=== Given data ===
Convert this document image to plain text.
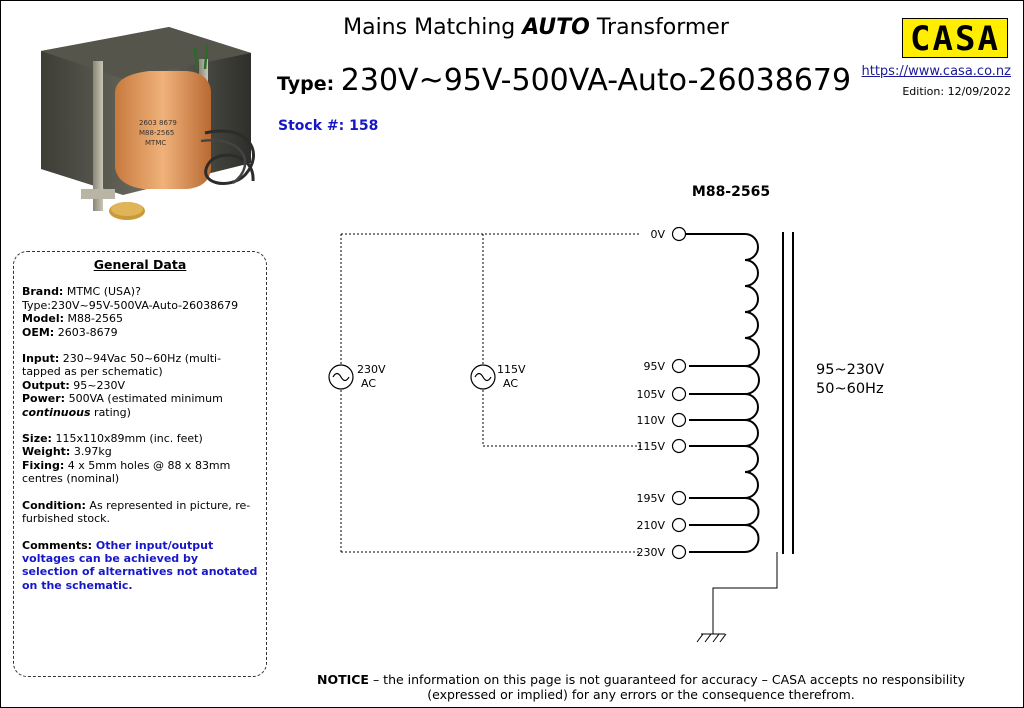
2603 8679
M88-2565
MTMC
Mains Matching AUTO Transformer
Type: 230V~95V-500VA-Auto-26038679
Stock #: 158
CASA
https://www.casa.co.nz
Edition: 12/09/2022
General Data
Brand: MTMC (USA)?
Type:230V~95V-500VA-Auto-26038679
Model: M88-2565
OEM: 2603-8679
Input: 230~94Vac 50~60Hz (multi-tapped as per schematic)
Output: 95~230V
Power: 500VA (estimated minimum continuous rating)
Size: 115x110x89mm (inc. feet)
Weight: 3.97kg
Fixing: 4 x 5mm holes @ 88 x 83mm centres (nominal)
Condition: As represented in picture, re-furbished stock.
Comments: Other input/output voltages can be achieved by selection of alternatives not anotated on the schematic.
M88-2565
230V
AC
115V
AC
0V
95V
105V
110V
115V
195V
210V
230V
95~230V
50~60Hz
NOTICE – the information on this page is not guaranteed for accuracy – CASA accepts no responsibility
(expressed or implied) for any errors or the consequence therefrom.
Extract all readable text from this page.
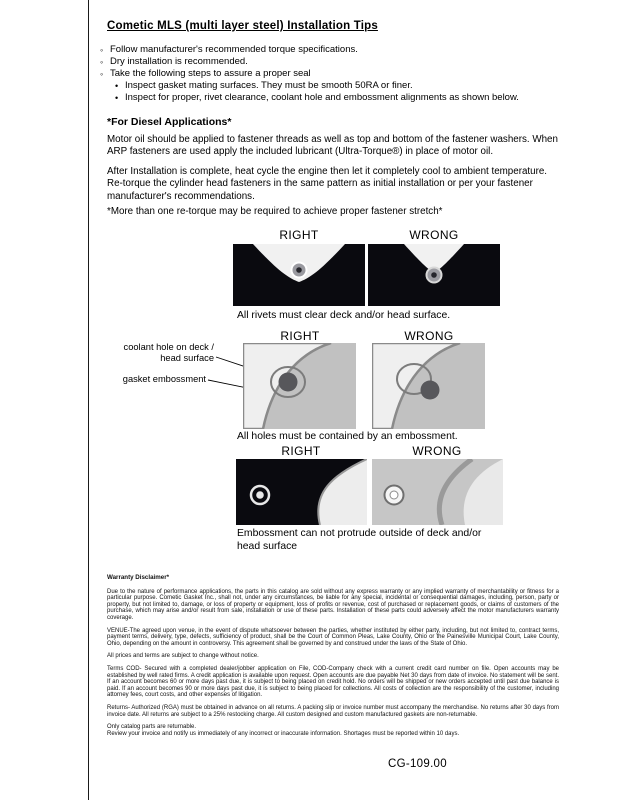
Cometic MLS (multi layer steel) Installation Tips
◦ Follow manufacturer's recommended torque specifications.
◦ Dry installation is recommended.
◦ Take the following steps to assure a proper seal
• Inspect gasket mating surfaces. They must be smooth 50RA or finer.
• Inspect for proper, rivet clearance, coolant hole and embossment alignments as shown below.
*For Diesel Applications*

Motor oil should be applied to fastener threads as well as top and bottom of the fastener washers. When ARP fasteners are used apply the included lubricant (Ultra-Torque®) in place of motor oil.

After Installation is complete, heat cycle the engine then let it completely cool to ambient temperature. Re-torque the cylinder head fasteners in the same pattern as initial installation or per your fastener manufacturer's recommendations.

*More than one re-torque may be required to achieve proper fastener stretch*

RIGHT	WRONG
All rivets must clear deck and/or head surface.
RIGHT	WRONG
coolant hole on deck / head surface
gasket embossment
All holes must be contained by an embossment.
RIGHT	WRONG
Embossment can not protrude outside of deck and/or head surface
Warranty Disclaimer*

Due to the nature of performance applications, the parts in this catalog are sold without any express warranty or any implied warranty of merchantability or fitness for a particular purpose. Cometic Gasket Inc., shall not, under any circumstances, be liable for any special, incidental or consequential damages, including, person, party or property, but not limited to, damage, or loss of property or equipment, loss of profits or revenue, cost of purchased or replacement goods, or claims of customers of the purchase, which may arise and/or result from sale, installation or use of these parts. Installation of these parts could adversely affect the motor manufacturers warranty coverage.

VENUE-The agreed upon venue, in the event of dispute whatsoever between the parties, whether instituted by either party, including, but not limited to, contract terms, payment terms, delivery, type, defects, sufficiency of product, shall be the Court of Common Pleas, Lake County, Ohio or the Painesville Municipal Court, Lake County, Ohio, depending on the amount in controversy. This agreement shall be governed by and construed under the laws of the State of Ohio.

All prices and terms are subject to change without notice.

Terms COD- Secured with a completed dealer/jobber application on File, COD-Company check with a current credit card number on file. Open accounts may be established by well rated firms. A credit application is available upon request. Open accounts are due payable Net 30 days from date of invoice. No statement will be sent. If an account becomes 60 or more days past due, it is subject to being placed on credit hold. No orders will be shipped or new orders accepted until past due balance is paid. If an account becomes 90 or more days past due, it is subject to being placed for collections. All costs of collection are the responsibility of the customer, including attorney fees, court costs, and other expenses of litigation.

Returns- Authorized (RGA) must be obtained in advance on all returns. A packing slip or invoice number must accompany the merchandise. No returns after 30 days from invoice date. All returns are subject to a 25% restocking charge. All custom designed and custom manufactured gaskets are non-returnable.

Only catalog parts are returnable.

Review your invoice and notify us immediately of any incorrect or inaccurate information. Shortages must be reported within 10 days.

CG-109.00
===
→ The problem
In the records above, how many lines include "schematic"? Give that number and nothing more.

→ Solution to this problem
2